**EXERCISE TASK**
Return the listing below in full, with every line exactly as it is.

►

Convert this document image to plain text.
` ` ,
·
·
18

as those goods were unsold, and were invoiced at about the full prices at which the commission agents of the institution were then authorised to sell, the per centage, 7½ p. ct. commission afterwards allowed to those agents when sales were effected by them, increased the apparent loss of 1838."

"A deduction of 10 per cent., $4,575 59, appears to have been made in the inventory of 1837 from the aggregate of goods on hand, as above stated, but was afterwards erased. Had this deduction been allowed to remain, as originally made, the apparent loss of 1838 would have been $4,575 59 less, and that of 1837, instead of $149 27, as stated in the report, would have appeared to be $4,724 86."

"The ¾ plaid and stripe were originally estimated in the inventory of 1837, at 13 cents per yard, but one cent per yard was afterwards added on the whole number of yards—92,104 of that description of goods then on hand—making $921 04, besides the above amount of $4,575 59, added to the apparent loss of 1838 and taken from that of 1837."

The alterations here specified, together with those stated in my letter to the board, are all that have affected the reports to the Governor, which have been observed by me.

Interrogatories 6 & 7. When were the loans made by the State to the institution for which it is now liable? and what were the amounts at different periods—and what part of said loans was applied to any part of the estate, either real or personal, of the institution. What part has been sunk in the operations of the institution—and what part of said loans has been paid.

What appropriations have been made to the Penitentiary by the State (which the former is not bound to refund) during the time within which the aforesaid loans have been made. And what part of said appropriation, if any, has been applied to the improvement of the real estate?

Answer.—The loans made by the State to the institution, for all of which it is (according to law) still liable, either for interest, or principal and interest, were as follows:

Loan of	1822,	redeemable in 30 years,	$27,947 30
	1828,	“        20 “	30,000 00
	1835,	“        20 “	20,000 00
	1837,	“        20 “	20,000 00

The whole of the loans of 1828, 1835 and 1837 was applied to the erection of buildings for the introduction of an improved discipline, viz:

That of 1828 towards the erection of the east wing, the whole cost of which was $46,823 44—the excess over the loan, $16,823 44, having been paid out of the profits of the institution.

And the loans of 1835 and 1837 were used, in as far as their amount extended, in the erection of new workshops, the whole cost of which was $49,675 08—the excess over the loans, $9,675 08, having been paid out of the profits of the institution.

◄

**RESULT OF THE EXERCISE**
Convert this document image to plain text.
` ` ,
·
·
18

as those goods were unsold, and were invoiced at about the full prices at which the commission agents of the institution were then authorised to sell, the per centage, 7½ p. ct. commission afterwards allowed to those agents when sales were effected by them, increased the apparent loss of 1838."

"A deduction of 10 per cent., $4,575 59, appears to have been made in the inventory of 1837 from the aggregate of goods on hand, as above stated, but was afterwards erased. Had this deduction been allowed to remain, as originally made, the apparent loss of 1838 would have been $4,575 59 less, and that of 1837, instead of $149 27, as stated in the report, would have appeared to be $4,724 86."

"The ¾ plaid and stripe were originally estimated in the inventory of 1837, at 13 cents per yard, but one cent per yard was afterwards added on the whole number of yards—92,104 of that description of goods then on hand—making $921 04, besides the above amount of $4,575 59, added to the apparent loss of 1838 and taken from that of 1837."

The alterations here specified, together with those stated in my letter to the board, are all that have affected the reports to the Governor, which have been observed by me.

Interrogatories 6 & 7. When were the loans made by the State to the institution for which it is now liable? and what were the amounts at different periods—and what part of said loans was applied to any part of the estate, either real or personal, of the institution. What part has been sunk in the operations of the institution—and what part of said loans has been paid.

What appropriations have been made to the Penitentiary by the State (which the former is not bound to refund) during the time within which the aforesaid loans have been made. And what part of said appropriation, if any, has been applied to the improvement of the real estate?

Answer.—The loans made by the State to the institution, for all of which it is (according to law) still liable, either for interest, or principal and interest, were as follows:

Loan of	1822,	redeemable in 30 years,	$27,947 30
	1828,	“        20 “	30,000 00
	1835,	“        20 “	20,000 00
	1837,	“        20 “	20,000 00

The whole of the loans of 1828, 1835 and 1837 was applied to the erection of buildings for the introduction of an improved discipline, viz:

That of 1828 towards the erection of the east wing, the whole cost of which was $46,823 44—the excess over the loan, $16,823 44, having been paid out of the profits of the institution.

And the loans of 1835 and 1837 were used, in as far as their amount extended, in the erection of new workshops, the whole cost of which was $49,675 08—the excess over the loans, $9,675 08, having been paid out of the profits of the institution.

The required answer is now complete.